*Exercise instructions:*
Copy all lines of the listing that include the string "JSON".

+ + + +

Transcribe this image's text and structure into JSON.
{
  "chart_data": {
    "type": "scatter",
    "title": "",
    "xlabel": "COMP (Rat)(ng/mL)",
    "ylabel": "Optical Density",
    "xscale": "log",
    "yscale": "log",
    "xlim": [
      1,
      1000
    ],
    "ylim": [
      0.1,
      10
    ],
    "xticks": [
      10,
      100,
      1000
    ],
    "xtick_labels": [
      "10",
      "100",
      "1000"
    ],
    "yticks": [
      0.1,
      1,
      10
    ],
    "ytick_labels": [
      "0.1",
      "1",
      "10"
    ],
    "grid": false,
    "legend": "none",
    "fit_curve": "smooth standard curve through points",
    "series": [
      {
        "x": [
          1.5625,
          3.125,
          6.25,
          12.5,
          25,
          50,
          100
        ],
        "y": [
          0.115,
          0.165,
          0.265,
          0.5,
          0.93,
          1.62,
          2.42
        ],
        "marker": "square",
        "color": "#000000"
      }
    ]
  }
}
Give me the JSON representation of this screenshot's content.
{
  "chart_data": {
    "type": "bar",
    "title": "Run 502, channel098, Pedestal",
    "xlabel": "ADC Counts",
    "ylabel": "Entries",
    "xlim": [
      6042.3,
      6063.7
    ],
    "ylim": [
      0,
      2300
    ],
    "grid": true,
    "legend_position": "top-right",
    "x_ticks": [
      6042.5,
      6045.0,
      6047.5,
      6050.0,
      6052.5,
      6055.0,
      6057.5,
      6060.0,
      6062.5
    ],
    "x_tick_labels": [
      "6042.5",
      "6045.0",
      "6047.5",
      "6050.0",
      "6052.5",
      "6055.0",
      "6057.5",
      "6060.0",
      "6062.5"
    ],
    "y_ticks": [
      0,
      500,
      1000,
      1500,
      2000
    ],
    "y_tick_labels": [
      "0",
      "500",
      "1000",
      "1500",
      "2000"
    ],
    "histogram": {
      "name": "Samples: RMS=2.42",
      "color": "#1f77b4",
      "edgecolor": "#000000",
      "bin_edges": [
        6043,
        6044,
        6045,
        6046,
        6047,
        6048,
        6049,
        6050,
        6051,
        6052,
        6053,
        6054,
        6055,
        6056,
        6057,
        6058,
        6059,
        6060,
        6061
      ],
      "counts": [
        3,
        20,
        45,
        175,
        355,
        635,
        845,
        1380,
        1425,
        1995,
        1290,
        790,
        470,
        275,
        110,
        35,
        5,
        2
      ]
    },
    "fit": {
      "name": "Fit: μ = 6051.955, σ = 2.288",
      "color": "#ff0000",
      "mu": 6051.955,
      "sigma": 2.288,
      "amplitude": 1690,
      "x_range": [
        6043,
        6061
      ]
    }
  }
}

+ + + +

*Solution below:*
Transcribe this image's text and structure into JSON.
Give me the JSON representation of this screenshot's content.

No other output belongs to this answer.